Written problem:
Identify the lines bearing the string "размере" and gather them.

Data listing:
········

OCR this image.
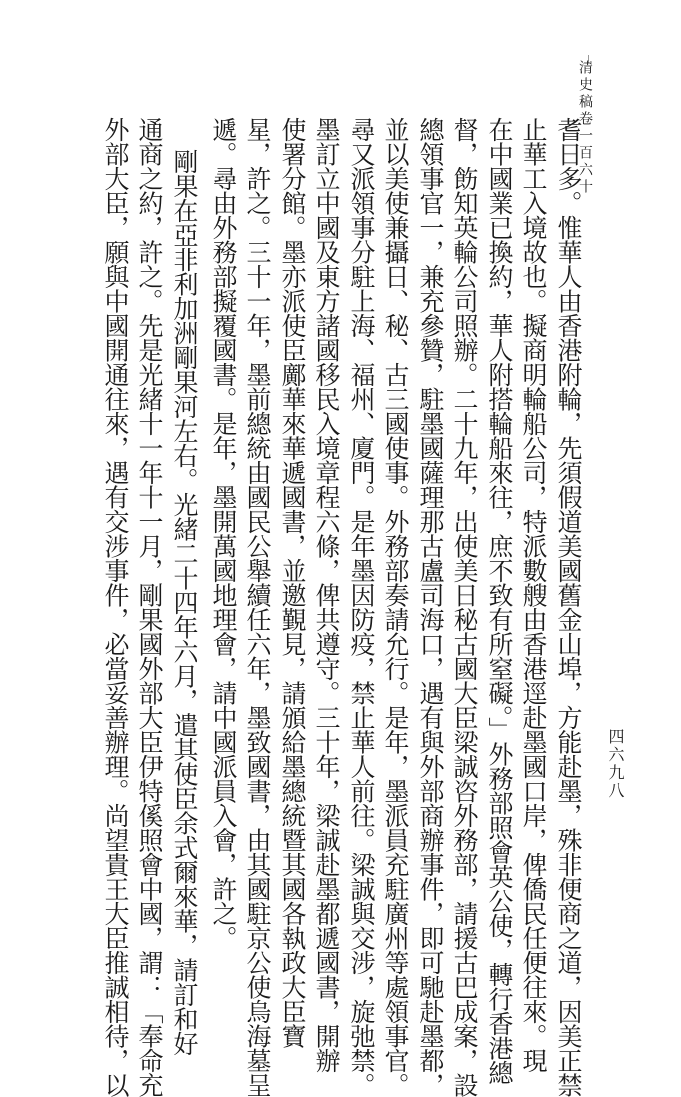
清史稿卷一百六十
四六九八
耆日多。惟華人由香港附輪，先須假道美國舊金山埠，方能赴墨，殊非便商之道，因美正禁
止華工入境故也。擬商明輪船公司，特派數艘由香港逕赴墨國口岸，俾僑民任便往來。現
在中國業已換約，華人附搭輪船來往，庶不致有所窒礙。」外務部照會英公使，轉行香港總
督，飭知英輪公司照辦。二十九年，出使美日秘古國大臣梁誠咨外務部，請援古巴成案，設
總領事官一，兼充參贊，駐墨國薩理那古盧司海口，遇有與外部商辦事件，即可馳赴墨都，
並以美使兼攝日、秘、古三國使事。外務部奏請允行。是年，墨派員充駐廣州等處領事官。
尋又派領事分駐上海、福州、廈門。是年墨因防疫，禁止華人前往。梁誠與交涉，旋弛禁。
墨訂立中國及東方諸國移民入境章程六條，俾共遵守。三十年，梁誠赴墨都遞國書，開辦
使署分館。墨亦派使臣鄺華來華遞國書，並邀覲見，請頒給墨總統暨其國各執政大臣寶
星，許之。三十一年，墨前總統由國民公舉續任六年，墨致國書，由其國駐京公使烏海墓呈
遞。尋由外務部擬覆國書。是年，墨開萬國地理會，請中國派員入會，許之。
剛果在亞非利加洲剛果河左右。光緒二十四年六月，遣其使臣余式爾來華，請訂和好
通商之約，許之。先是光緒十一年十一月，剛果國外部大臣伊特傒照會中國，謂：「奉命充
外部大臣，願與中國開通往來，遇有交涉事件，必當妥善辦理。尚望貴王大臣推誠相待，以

········

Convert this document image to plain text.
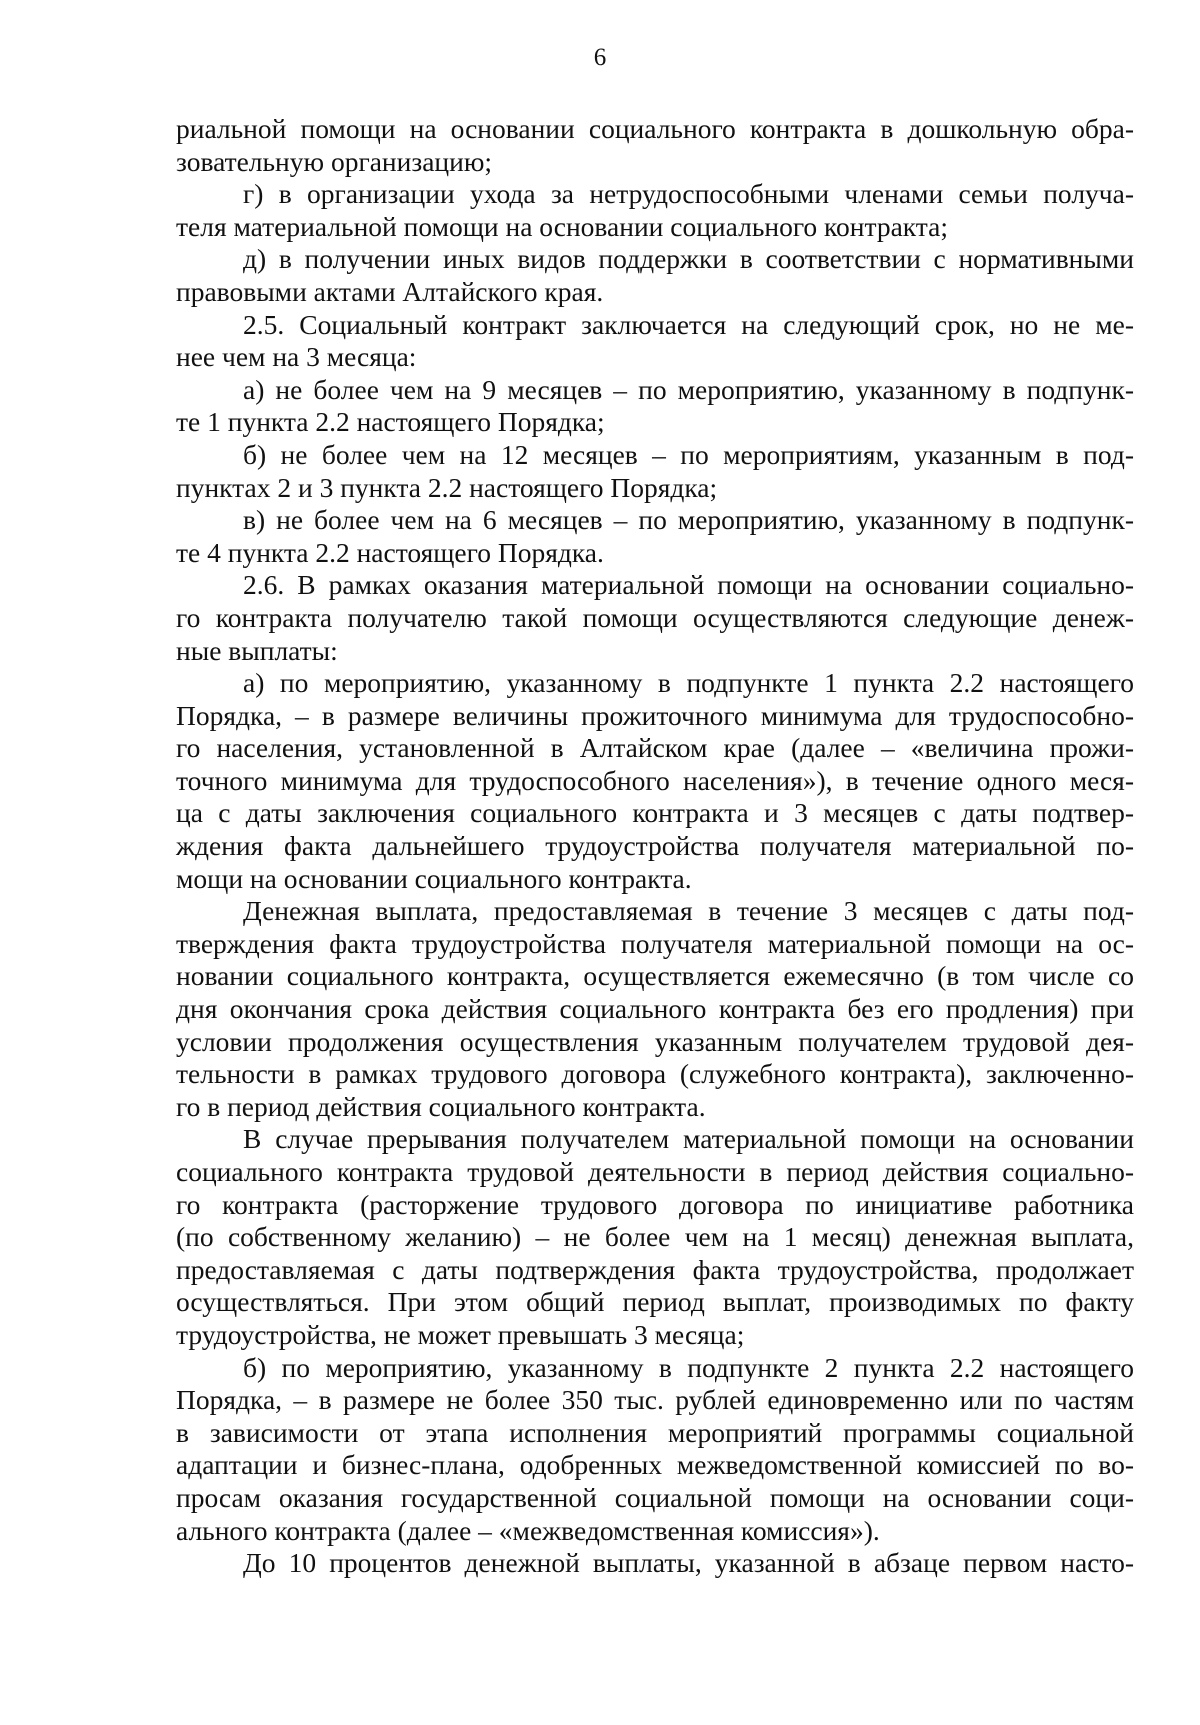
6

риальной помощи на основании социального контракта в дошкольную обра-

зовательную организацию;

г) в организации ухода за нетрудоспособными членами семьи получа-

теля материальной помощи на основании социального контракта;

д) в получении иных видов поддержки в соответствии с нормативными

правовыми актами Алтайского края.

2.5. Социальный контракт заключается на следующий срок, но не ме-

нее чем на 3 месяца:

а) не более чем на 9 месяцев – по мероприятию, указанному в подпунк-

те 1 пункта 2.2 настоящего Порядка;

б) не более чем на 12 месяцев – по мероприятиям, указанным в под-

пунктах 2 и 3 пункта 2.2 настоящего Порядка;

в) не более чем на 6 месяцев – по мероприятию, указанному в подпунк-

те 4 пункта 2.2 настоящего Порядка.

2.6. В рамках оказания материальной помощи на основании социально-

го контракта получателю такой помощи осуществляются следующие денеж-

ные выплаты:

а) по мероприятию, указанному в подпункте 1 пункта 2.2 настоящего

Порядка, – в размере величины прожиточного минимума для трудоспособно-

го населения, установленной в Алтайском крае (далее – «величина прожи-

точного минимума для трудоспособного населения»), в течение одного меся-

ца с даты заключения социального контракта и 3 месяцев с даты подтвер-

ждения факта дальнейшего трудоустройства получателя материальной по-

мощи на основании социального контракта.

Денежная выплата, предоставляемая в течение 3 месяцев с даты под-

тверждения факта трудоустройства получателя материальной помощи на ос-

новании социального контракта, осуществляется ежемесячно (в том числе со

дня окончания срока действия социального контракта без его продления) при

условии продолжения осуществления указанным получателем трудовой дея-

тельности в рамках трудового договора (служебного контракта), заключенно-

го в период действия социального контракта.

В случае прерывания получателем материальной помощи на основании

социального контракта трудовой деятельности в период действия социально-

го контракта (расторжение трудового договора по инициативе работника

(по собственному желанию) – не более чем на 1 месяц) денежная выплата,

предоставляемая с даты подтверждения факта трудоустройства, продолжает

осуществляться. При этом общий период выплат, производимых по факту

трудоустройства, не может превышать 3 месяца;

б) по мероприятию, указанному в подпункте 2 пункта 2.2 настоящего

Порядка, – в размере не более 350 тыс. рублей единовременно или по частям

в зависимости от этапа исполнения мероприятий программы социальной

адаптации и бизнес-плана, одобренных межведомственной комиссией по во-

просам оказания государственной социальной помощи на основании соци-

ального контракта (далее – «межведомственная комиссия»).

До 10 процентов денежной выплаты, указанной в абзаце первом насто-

········

Problem solution:
Порядка, – в размере величины прожиточного минимума для трудоспособно-
Порядка, – в размере не более 350 тыс. рублей единовременно или по частям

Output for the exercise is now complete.